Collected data
/---
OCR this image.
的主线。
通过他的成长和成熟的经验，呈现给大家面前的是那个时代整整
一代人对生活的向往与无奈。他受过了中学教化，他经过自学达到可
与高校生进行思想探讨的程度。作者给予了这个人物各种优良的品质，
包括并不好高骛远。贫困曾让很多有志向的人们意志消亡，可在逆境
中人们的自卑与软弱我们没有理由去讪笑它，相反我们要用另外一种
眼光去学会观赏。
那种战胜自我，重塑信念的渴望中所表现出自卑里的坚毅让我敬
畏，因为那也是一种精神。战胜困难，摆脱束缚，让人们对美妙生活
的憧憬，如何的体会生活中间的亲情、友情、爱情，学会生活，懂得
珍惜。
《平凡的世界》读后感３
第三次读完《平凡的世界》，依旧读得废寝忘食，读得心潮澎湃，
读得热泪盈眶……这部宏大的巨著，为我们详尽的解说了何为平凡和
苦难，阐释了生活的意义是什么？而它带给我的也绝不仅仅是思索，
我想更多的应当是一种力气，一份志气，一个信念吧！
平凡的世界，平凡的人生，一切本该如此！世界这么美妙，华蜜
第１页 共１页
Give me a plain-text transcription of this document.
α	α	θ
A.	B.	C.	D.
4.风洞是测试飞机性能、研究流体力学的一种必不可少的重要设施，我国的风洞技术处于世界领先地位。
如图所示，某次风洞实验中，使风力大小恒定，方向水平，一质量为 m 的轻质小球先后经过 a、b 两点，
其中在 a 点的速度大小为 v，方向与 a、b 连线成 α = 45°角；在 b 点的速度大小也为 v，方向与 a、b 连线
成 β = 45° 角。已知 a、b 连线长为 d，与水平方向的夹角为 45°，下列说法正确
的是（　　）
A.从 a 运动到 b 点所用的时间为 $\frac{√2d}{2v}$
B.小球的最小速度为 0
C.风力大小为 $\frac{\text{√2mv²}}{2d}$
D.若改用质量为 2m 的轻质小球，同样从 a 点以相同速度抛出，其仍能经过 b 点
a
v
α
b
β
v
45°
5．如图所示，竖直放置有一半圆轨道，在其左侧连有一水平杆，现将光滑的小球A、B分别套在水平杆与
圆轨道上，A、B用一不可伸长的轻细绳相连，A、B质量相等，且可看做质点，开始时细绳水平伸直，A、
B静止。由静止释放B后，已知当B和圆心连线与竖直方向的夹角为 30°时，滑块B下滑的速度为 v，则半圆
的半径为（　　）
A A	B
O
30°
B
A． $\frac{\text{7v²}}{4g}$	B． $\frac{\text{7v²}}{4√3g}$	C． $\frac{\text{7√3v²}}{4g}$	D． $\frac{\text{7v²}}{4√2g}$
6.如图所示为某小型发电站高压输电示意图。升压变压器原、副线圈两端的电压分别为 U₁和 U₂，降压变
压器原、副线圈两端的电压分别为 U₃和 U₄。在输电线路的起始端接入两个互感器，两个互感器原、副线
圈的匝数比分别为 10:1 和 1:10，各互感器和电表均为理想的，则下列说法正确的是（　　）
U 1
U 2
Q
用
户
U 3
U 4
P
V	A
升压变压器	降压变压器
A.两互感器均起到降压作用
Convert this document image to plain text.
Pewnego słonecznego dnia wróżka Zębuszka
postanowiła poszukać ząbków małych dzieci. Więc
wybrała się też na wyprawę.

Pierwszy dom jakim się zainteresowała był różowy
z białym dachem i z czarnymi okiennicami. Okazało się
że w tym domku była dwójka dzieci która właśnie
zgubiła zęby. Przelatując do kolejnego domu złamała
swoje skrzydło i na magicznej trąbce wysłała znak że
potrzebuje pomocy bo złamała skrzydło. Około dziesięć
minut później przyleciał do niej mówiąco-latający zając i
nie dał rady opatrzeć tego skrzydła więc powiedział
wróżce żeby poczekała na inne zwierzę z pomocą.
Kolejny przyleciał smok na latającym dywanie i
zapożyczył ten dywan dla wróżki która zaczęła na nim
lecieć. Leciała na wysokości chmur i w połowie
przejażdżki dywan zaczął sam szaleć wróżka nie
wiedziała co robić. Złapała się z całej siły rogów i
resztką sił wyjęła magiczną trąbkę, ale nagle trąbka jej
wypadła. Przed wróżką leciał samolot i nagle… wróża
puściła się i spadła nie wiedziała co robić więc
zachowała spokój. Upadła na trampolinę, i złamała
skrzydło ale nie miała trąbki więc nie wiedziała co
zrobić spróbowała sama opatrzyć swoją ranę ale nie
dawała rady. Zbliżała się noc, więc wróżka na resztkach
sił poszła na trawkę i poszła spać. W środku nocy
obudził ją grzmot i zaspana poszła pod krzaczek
\---
Where does the word "this" appear? Return each line that holds it.

OCR this image.
Give me a plain-text transcription of this document.
Convert this document image to plain text.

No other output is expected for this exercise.